Work to be completed
Answer with one number: the count of lines in the listing below that hold the word "screenshot".

□ □ □ □

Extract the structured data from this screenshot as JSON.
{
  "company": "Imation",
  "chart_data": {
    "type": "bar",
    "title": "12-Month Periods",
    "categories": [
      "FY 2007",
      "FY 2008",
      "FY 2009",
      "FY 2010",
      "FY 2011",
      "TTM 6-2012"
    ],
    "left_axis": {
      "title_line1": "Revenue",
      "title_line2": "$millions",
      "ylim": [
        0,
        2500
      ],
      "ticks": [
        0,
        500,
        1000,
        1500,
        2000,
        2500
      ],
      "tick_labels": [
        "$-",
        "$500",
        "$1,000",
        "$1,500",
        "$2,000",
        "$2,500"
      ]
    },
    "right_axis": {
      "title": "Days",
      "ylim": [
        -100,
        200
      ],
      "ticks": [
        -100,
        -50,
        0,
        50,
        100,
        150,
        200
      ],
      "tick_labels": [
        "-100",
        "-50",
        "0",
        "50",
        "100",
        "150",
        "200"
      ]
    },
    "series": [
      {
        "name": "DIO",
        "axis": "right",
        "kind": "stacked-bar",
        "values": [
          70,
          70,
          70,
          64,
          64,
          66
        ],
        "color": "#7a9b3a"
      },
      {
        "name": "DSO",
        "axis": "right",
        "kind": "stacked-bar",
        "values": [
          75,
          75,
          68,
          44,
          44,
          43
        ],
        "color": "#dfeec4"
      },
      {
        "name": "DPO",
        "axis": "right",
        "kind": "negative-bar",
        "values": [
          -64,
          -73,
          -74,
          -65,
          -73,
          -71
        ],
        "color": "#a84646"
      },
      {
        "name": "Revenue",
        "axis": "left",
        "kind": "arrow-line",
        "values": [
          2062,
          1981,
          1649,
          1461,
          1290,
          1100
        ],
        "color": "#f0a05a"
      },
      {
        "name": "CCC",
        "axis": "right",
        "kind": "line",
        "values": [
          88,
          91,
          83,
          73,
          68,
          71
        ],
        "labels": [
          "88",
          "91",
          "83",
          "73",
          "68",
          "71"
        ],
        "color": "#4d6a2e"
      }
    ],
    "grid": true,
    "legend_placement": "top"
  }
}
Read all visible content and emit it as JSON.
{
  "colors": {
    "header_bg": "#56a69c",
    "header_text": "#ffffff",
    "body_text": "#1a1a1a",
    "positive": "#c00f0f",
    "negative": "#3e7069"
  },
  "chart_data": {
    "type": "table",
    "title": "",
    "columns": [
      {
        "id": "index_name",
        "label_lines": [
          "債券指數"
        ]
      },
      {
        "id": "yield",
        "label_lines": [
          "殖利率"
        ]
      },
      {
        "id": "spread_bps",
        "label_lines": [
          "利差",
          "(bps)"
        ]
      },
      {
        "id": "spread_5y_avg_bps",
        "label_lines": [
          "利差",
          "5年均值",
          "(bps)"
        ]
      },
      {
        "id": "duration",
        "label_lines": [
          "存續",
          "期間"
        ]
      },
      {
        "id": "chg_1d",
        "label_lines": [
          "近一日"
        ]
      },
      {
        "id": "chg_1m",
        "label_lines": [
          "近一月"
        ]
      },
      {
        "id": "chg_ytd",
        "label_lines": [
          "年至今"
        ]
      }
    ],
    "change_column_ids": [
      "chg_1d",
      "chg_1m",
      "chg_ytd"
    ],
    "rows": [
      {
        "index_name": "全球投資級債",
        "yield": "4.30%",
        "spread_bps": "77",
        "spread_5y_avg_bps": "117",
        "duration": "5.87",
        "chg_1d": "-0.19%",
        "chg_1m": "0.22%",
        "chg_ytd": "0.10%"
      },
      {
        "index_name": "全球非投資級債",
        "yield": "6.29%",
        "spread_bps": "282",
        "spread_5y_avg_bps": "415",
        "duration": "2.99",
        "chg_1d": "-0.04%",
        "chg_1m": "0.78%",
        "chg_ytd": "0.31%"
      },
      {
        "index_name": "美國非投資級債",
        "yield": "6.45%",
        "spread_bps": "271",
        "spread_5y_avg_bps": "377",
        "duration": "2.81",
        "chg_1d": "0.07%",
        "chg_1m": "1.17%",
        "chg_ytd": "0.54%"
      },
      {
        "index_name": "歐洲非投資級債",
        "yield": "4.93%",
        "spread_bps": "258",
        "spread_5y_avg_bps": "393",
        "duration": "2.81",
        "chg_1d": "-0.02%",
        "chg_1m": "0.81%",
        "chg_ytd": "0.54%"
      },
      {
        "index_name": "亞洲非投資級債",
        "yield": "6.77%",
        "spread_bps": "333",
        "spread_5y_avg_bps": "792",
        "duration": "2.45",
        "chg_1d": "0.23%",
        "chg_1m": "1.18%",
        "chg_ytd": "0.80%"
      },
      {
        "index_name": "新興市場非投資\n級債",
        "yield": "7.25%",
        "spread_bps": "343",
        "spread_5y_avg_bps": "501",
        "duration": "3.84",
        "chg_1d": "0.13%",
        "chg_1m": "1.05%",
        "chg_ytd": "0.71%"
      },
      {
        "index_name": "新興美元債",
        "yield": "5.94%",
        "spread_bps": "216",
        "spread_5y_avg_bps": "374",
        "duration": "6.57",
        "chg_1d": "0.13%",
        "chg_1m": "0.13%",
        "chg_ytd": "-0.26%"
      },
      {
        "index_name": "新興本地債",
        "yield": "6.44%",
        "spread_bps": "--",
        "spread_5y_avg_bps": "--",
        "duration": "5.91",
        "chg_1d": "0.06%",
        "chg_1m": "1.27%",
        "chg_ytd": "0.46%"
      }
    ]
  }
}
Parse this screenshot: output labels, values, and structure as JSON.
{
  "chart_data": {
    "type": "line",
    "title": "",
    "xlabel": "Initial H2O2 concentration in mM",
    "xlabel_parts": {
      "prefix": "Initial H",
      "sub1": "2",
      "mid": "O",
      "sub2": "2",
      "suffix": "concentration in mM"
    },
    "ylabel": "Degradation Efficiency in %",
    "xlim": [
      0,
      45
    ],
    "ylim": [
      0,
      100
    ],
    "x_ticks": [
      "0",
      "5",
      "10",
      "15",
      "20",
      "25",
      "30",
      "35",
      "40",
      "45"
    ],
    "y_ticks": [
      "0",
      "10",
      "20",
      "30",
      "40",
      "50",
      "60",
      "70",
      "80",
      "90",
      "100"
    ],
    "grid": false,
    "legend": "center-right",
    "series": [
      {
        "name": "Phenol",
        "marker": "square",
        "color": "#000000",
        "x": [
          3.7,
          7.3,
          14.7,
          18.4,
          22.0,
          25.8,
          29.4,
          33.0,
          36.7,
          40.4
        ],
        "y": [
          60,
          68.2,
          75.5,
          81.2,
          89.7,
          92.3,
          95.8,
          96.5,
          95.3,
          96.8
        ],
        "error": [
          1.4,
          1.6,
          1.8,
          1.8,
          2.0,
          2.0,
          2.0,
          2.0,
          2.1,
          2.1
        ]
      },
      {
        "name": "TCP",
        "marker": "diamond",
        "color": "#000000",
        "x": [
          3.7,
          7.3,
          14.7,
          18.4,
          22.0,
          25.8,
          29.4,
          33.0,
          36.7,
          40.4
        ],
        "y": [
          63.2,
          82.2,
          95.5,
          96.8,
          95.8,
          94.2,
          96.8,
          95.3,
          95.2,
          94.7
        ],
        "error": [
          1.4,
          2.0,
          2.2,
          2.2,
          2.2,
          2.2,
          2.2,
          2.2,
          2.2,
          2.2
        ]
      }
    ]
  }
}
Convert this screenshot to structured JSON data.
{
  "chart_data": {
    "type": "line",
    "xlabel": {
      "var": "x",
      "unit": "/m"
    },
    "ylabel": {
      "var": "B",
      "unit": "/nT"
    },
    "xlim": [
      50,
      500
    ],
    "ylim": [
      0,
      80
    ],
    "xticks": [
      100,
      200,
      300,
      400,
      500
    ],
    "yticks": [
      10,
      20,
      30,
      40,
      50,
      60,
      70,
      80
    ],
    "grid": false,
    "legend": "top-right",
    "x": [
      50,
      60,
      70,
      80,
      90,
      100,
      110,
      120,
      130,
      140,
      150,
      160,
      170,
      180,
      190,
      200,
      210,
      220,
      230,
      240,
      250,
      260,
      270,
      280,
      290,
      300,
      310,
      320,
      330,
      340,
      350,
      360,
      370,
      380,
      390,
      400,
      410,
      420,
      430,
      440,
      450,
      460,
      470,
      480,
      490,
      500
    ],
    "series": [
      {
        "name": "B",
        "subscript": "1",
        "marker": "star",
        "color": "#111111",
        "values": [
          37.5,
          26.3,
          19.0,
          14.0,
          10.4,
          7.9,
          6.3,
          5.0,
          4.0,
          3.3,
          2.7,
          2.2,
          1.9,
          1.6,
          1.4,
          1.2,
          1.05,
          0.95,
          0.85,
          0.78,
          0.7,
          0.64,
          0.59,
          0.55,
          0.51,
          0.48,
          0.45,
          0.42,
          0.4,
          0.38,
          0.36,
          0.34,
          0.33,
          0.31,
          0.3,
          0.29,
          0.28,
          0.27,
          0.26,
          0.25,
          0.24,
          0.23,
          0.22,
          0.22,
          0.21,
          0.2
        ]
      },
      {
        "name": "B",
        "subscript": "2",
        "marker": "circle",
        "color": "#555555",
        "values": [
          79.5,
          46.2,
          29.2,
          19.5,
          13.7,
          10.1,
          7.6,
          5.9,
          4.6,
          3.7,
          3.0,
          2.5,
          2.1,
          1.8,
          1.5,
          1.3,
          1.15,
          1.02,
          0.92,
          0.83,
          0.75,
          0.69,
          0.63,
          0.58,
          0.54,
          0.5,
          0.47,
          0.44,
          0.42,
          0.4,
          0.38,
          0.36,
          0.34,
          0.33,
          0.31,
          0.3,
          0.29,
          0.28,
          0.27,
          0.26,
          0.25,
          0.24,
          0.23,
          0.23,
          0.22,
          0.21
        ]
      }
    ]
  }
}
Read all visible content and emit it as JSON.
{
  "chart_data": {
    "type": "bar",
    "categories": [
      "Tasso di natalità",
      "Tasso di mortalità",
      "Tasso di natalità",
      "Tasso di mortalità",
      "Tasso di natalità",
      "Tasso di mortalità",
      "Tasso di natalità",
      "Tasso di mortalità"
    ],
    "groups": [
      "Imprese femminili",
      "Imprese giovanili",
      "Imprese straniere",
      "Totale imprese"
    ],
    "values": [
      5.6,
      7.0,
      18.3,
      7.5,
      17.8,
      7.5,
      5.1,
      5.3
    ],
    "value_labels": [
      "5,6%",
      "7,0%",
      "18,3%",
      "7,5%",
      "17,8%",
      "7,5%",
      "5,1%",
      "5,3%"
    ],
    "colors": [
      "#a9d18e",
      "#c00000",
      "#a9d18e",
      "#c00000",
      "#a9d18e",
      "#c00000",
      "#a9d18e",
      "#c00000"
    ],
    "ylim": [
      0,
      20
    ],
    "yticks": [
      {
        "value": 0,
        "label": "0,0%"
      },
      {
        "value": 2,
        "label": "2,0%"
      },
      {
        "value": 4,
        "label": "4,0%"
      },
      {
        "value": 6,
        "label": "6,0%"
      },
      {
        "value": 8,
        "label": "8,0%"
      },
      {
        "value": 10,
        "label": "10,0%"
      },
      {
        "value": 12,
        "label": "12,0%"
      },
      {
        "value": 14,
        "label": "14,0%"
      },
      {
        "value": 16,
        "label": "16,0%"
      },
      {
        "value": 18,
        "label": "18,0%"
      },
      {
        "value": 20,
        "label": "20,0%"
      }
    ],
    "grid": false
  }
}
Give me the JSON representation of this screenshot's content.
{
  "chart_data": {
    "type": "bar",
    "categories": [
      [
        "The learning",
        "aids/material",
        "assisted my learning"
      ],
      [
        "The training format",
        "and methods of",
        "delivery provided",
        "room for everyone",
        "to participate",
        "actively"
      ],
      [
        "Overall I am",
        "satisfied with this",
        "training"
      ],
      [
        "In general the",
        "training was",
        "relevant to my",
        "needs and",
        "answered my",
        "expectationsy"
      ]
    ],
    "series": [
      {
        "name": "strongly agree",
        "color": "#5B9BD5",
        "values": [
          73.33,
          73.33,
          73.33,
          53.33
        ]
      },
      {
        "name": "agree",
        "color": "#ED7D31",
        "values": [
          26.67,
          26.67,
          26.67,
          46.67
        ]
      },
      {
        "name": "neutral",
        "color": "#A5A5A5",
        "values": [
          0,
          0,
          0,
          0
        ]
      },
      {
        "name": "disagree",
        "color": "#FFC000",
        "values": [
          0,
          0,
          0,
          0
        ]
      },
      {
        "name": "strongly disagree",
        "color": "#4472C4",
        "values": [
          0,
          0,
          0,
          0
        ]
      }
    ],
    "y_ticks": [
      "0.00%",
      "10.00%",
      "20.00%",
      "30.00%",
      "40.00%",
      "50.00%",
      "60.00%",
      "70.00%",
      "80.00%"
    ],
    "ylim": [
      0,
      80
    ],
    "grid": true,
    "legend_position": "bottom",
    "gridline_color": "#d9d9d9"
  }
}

□ □ □ □

Exercise answer
4